_任务说明_
根据下文关于版本号比较的讨论,判断以下三项陈述是否与其相符。每项答"是"或"否",并原样引用起决定作用的文字:(a) 提问者表示无法把版本号转换为浮点数;(b) 回答中的函数在 a 大于 b 时返回 -1;(c) 该函数在逐段比较前用 Math.max 取两组分段数量中的较大值。

_所给文本_
--- --- ---
以下是软件版本号:

"1.0", "1.0.1", "2.0", "2.0.0.1", "2.0.1"

我怎么比较呢?

假设正确的顺序是:

"1.0", "1.0.1", "2.0", "2.0.0.1", "2.0.1"

想法很简单… 读第一个数字,然后,第二个,第三个… 但是我不能将版本号转换为浮点数… 你也可以像这样看到版本号:

"1.0.0.0", "1.0.1.0", "2.0.0.0", "2.0.0.1", "2.0.1.0"

这样可以更清楚地看到背后的想法。 但是,我怎样才能把它转换成计算机程序呢?


当前回答

// Return 1 if a > b
// Return -1 if a < b
// Return 0 if a == b
function compare(a, b) {
    if (a === b) {
       return 0;
    }

    var a_components = a.split(".");
    var b_components = b.split(".");

    var len = Math.min(a_components.length, b_components.length);

    // loop while the components are equal
    for (var i = 0; i < len; i++) {
        // A bigger than B
        if (parseInt(a_components[i]) > parseInt(b_components[i])) {
            return 1;
        }

        // B bigger than A
        if (parseInt(a_components[i]) < parseInt(b_components[i])) {
            return -1;
        }
    }

    // If one's a prefix of the other, the longer one is greater.
--- --- ---
_数据部分_
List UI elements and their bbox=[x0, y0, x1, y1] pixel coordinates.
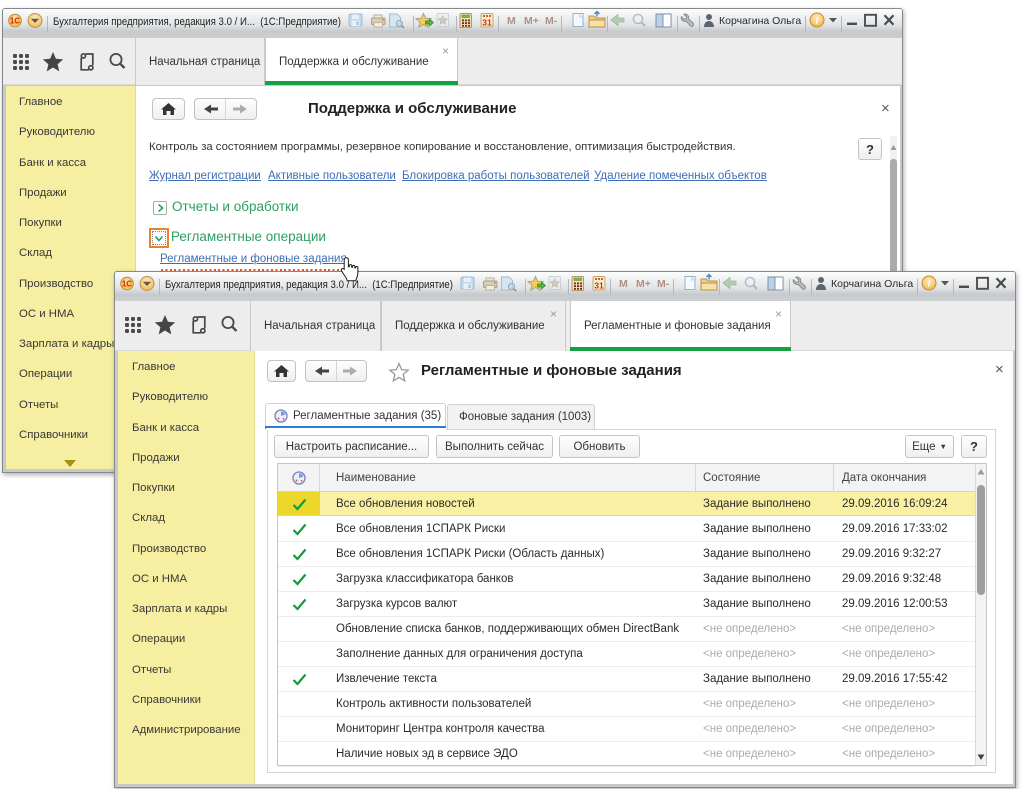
--- --- ---
_练习答案_
(a) 是。"但是我不能将版本号转换为浮点数"
(b) 否。"// Return 1 if a > b"
(c) 否。"var len = Math.min(a_components.length, b_components.length);"